EXERCISE DIRECTIONS: Return every line of the data below that includes the string "HEPs".

Dataset records on visual material
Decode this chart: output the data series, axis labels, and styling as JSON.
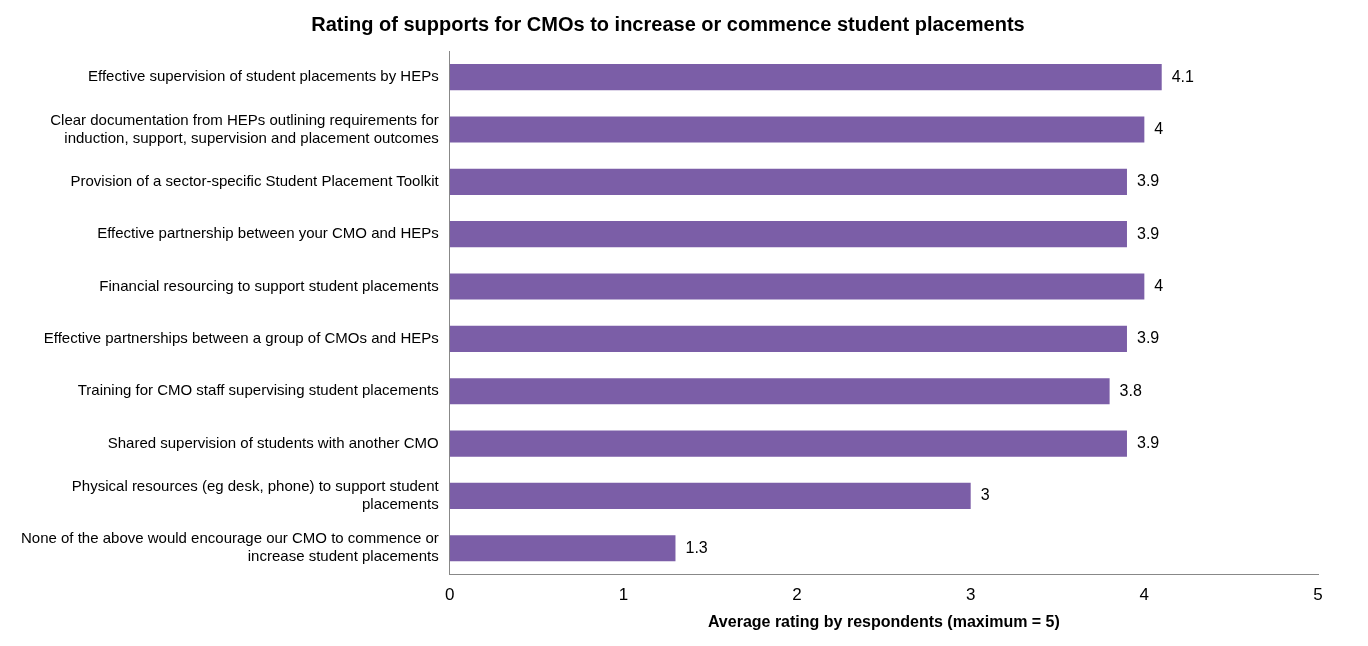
{
  "chart_data": {
    "type": "bar",
    "orientation": "horizontal",
    "title": "Rating of supports for CMOs to increase or commence student placements",
    "xlabel": "Average rating by respondents (maximum = 5)",
    "categories": [
      "Effective supervision of student placements by HEPs",
      "Clear documentation from HEPs outlining requirements for induction, support, supervision and placement outcomes",
      "Provision of a sector-specific Student Placement Toolkit",
      "Effective partnership between your CMO and HEPs",
      "Financial resourcing to support student placements",
      "Effective partnerships between a group of CMOs and HEPs",
      "Training for CMO staff supervising student placements",
      "Shared supervision of students with another CMO",
      "Physical resources (eg desk, phone) to support student placements",
      "None of the above would encourage our CMO to commence or increase student placements"
    ],
    "values": [
      4.1,
      4,
      3.9,
      3.9,
      4,
      3.9,
      3.8,
      3.9,
      3,
      1.3
    ],
    "color": "#7b5ea7",
    "xlim": [
      0,
      5
    ],
    "xticks": [
      0,
      1,
      2,
      3,
      4,
      5
    ],
    "grid": false,
    "legend": false,
    "data_labels": true
  }
}
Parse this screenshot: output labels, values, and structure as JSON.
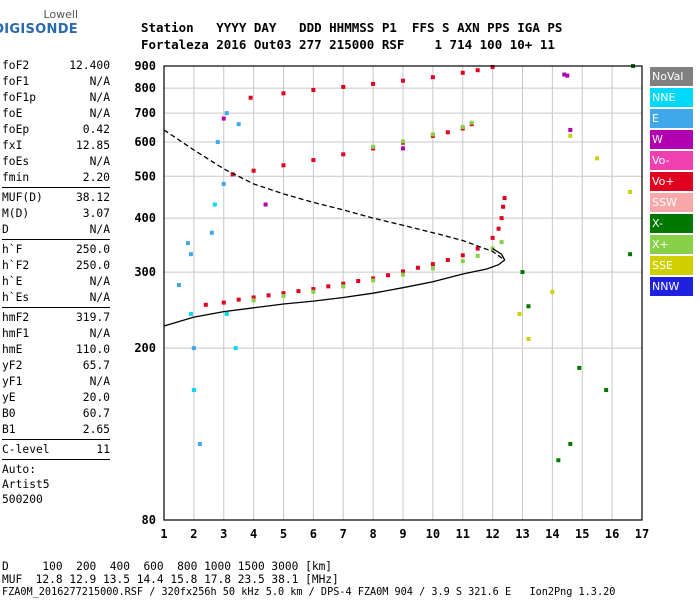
{
  "logo": {
    "line1": "Lowell",
    "line2": "DIGISONDE"
  },
  "header": {
    "line1": "Station   YYYY DAY   DDD HHMMSS P1  FFS S AXN PPS IGA PS",
    "line2": "Fortaleza 2016 Out03 277 215000 RSF    1 714 100 10+ 11"
  },
  "params": [
    {
      "name": "foF2",
      "value": "12.400"
    },
    {
      "name": "foF1",
      "value": "N/A"
    },
    {
      "name": "foF1p",
      "value": "N/A"
    },
    {
      "name": "foE",
      "value": "N/A"
    },
    {
      "name": "foEp",
      "value": "0.42"
    },
    {
      "name": "fxI",
      "value": "12.85"
    },
    {
      "name": "foEs",
      "value": "N/A"
    },
    {
      "name": "fmin",
      "value": "2.20"
    },
    {
      "sep": true
    },
    {
      "name": "MUF(D)",
      "value": "38.12"
    },
    {
      "name": "M(D)",
      "value": "3.07"
    },
    {
      "name": "D",
      "value": "N/A"
    },
    {
      "sep": true
    },
    {
      "name": "h`F",
      "value": "250.0"
    },
    {
      "name": "h`F2",
      "value": "250.0"
    },
    {
      "name": "h`E",
      "value": "N/A"
    },
    {
      "name": "h`Es",
      "value": "N/A"
    },
    {
      "sep": true
    },
    {
      "name": "hmF2",
      "value": "319.7"
    },
    {
      "name": "hmF1",
      "value": "N/A"
    },
    {
      "name": "hmE",
      "value": "110.0"
    },
    {
      "name": "yF2",
      "value": "65.7"
    },
    {
      "name": "yF1",
      "value": "N/A"
    },
    {
      "name": "yE",
      "value": "20.0"
    },
    {
      "name": "B0",
      "value": "60.7"
    },
    {
      "name": "B1",
      "value": "2.65"
    },
    {
      "sep": true
    },
    {
      "name": "C-level",
      "value": "11"
    },
    {
      "sep": true
    },
    {
      "text": "Auto:"
    },
    {
      "text": "Artist5"
    },
    {
      "text": "500200"
    }
  ],
  "footer": {
    "line1": "D     100  200  400  600  800 1000 1500 3000 [km]",
    "line2": "MUF  12.8 12.9 13.5 14.4 15.8 17.8 23.5 38.1 [MHz]",
    "line3": "FZA0M_2016277215000.RSF / 320fx256h 50 kHz 5.0 km / DPS-4 FZA0M 904 / 3.9 S 321.6 E   Ion2Png 1.3.20"
  },
  "legend": [
    {
      "label": "NoVal",
      "color": "#808080"
    },
    {
      "label": "NNE",
      "color": "#00d8f8"
    },
    {
      "label": "E",
      "color": "#40a8e8"
    },
    {
      "label": "W",
      "color": "#b000b0"
    },
    {
      "label": "Vo-",
      "color": "#f040b0"
    },
    {
      "label": "Vo+",
      "color": "#e00020"
    },
    {
      "label": "SSW",
      "color": "#f8a8a8"
    },
    {
      "label": "X-",
      "color": "#007800"
    },
    {
      "label": "X+",
      "color": "#88d048"
    },
    {
      "label": "SSE",
      "color": "#d0d000"
    },
    {
      "label": "NNW",
      "color": "#2020e0"
    }
  ],
  "chart_data": {
    "type": "scatter",
    "x_ticks": [
      1,
      2,
      3,
      4,
      5,
      6,
      7,
      8,
      9,
      10,
      11,
      12,
      13,
      14,
      15,
      16,
      17
    ],
    "y_ticks": [
      80,
      200,
      300,
      400,
      500,
      600,
      700,
      800,
      900
    ],
    "xlim": [
      1,
      17
    ],
    "ylim": [
      80,
      900
    ],
    "grid": true,
    "legend_position": "right",
    "series": [
      {
        "name": "Vo+",
        "color": "#e00020",
        "mode": "markers",
        "x": [
          2.4,
          3.0,
          3.5,
          4.0,
          4.5,
          5.0,
          5.5,
          6.0,
          6.5,
          7.0,
          7.5,
          8.0,
          8.5,
          9.0,
          9.5,
          10.0,
          10.5,
          11.0,
          11.5,
          12.0,
          12.2,
          12.3,
          12.35,
          12.4
        ],
        "y": [
          252,
          255,
          259,
          262,
          265,
          268,
          271,
          274,
          278,
          282,
          286,
          290,
          295,
          301,
          307,
          313,
          320,
          328,
          340,
          360,
          378,
          400,
          425,
          445
        ]
      },
      {
        "name": "X+",
        "color": "#88d048",
        "mode": "markers",
        "x": [
          4.0,
          5.0,
          6.0,
          7.0,
          8.0,
          9.0,
          10.0,
          11.0,
          11.5,
          12.0,
          12.3
        ],
        "y": [
          258,
          264,
          270,
          278,
          287,
          296,
          306,
          318,
          327,
          340,
          352
        ]
      },
      {
        "name": "Vo+",
        "color": "#e00020",
        "mode": "markers",
        "x": [
          3.3,
          4.0,
          5.0,
          6.0,
          7.0,
          8.0,
          9.0,
          10.0,
          10.5,
          11.0,
          11.3
        ],
        "y": [
          505,
          515,
          530,
          545,
          562,
          580,
          598,
          620,
          632,
          645,
          660
        ]
      },
      {
        "name": "X+",
        "color": "#88d048",
        "mode": "markers",
        "x": [
          8.0,
          9.0,
          10.0,
          11.0,
          11.3
        ],
        "y": [
          585,
          602,
          625,
          650,
          665
        ]
      },
      {
        "name": "Vo+",
        "color": "#e00020",
        "mode": "markers",
        "x": [
          3.9,
          5.0,
          6.0,
          7.0,
          8.0,
          9.0,
          10.0,
          11.0,
          11.5,
          12.0
        ],
        "y": [
          760,
          778,
          792,
          805,
          818,
          832,
          848,
          868,
          880,
          895
        ]
      },
      {
        "name": "profile",
        "color": "#000000",
        "mode": "line",
        "x": [
          1.0,
          2.0,
          3.0,
          4.0,
          5.0,
          6.0,
          7.0,
          8.0,
          9.0,
          10.0,
          11.0,
          11.8,
          12.2,
          12.4,
          12.3,
          12.0
        ],
        "y": [
          225,
          236,
          243,
          248,
          253,
          257,
          262,
          268,
          276,
          285,
          297,
          305,
          312,
          320,
          330,
          340
        ]
      },
      {
        "name": "profile-dashed",
        "color": "#000000",
        "mode": "dashed",
        "x": [
          1.0,
          2.0,
          3.0,
          4.0,
          5.0,
          6.0,
          7.0,
          8.0,
          9.0,
          10.0,
          11.0,
          12.0,
          12.4
        ],
        "y": [
          640,
          575,
          520,
          480,
          455,
          435,
          418,
          400,
          385,
          370,
          355,
          335,
          320
        ]
      },
      {
        "name": "W",
        "color": "#b000b0",
        "mode": "markers",
        "x": [
          3.0,
          4.4,
          14.4,
          14.5,
          14.6,
          9.0
        ],
        "y": [
          680,
          430,
          860,
          855,
          640,
          580
        ]
      },
      {
        "name": "E",
        "color": "#40a8e8",
        "mode": "markers",
        "x": [
          1.8,
          1.9,
          2.6,
          2.8,
          3.1,
          3.5,
          3.0,
          1.5,
          2.0,
          2.2
        ],
        "y": [
          350,
          330,
          370,
          600,
          700,
          660,
          480,
          280,
          200,
          120
        ]
      },
      {
        "name": "NNE",
        "color": "#00d8f8",
        "mode": "markers",
        "x": [
          1.9,
          2.7,
          3.1,
          3.4,
          2.0
        ],
        "y": [
          240,
          430,
          240,
          200,
          160
        ]
      },
      {
        "name": "X-",
        "color": "#007800",
        "mode": "markers",
        "x": [
          13.0,
          13.2,
          14.6,
          15.8,
          16.6,
          16.7,
          14.2,
          14.9
        ],
        "y": [
          300,
          250,
          120,
          160,
          330,
          900,
          110,
          180
        ]
      },
      {
        "name": "SSE",
        "color": "#d0d000",
        "mode": "markers",
        "x": [
          13.2,
          14.0,
          14.6,
          16.6,
          15.5,
          12.9
        ],
        "y": [
          210,
          270,
          620,
          460,
          550,
          240
        ]
      }
    ]
  }
}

OUTPUT OF THE EXERCISE:
      "Effective supervision of student placements by HEPs",
      "Clear documentation from HEPs outlining requirements for induction, support, supervision and placement outcomes",
      "Effective partnership between your CMO and HEPs",
      "Effective partnerships between a group of CMOs and HEPs",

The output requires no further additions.